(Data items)

----------------------------------------

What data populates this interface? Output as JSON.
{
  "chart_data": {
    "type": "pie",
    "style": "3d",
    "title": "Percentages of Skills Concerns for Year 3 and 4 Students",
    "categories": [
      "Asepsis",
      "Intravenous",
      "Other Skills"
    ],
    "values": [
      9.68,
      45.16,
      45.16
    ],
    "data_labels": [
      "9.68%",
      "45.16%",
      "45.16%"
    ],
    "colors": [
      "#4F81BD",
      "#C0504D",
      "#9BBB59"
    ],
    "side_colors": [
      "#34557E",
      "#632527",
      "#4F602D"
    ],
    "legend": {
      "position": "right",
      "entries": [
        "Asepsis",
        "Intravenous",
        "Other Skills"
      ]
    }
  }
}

----------------------------------------

Send back all of the entries exactly, with nothing missing.

TASK OUTPUT
What data populates this interface? Output as JSON.
{
  "chart_data": {
    "type": "pie",
    "style": "3d",
    "title": "Percentages of Skills Concerns for Year 3 and 4 Students",
    "categories": [
      "Asepsis",
      "Intravenous",
      "Other Skills"
    ],
    "values": [
      9.68,
      45.16,
      45.16
    ],
    "data_labels": [
      "9.68%",
      "45.16%",
      "45.16%"
    ],
    "colors": [
      "#4F81BD",
      "#C0504D",
      "#9BBB59"
    ],
    "side_colors": [
      "#34557E",
      "#632527",
      "#4F602D"
    ],
    "legend": {
      "position": "right",
      "entries": [
        "Asepsis",
        "Intravenous",
        "Other Skills"
      ]
    }
  }
}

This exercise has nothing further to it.